* _Requirements_
Where a line holds "Trademarks", copy it.
+++
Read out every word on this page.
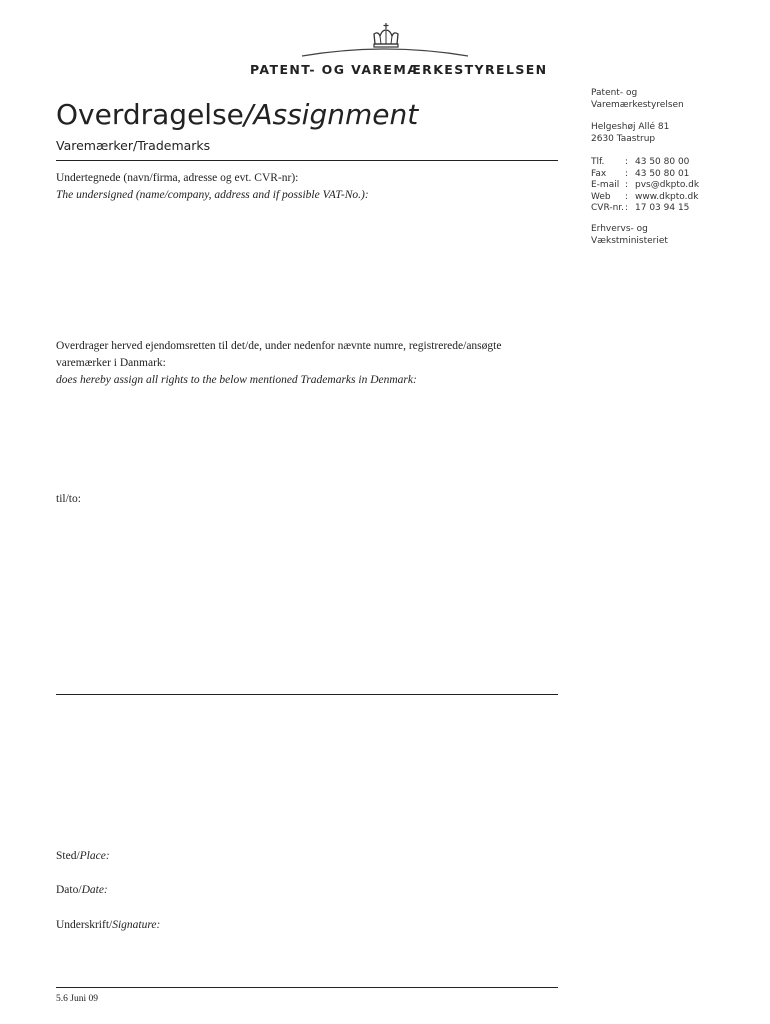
PATENT- OG VAREMÆRKESTYRELSEN
Overdragelse/Assignment
Varemærker/Trademarks
Patent- og
Varemærkestyrelsen
Helgeshøj Allé 81
2630 Taastrup
Tlf.	: 43 50 80 00
Fax	: 43 50 80 01
E-mail : pvs@dkpto.dk
Web	: www.dkpto.dk
CVR-nr. : 17 03 94 15
Erhvervs- og
Vækstministeriet
Undertegnede (navn/firma, adresse og evt. CVR-nr):
The undersigned (name/company, address and if possible VAT-No.):
Overdrager herved ejendomsretten til det/de, under nedenfor nævnte numre, registrerede/ansøgte
varemærker i Danmark:
does hereby assign all rights to the below mentioned Trademarks in Denmark:
til/to:
Sted/Place:
Dato/Date:
Underskrift/Signature:
5.6 Juni 09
+++
* _Response below_
Varemærker/Trademarks
does hereby assign all rights to the below mentioned Trademarks in Denmark:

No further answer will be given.